[Records about charts and figures]
◇ ◇ ◇

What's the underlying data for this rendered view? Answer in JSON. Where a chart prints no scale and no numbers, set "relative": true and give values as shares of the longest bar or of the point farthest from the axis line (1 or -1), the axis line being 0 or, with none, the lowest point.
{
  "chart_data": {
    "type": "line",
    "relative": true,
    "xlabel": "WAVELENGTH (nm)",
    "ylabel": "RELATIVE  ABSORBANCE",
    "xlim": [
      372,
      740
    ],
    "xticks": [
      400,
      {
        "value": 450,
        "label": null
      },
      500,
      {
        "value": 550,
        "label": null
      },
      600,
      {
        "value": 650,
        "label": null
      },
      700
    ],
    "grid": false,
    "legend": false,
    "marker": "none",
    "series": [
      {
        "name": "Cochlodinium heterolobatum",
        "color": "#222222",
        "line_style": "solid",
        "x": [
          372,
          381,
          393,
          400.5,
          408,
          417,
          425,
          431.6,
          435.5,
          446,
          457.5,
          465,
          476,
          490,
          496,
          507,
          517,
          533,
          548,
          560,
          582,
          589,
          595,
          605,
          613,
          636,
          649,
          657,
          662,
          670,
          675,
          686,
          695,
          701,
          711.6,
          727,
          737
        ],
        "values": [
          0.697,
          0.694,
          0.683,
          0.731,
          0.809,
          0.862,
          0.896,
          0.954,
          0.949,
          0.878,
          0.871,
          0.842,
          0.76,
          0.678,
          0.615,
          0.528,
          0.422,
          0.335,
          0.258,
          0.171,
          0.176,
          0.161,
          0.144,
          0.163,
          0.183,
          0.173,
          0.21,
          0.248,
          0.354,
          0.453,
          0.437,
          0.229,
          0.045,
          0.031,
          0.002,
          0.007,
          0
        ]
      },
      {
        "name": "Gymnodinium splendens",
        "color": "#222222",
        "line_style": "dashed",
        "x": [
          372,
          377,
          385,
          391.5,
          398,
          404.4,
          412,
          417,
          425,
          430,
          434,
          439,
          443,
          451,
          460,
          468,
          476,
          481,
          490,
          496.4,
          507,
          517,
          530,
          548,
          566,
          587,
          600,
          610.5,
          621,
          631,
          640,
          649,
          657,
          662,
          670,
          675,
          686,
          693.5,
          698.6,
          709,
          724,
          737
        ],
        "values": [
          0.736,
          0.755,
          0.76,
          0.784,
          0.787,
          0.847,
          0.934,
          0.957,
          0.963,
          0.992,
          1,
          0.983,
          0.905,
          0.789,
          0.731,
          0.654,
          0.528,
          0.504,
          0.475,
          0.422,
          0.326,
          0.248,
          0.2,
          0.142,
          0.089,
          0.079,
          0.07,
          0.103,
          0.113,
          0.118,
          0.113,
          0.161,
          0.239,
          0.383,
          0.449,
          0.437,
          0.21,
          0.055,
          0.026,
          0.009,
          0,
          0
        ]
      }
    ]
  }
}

◇ ◇ ◇

§ **Objective**
Each line holding "name" must be found and copied.

§ **Task result**
        "name": "Cochlodinium heterolobatum",
        "name": "Gymnodinium splendens",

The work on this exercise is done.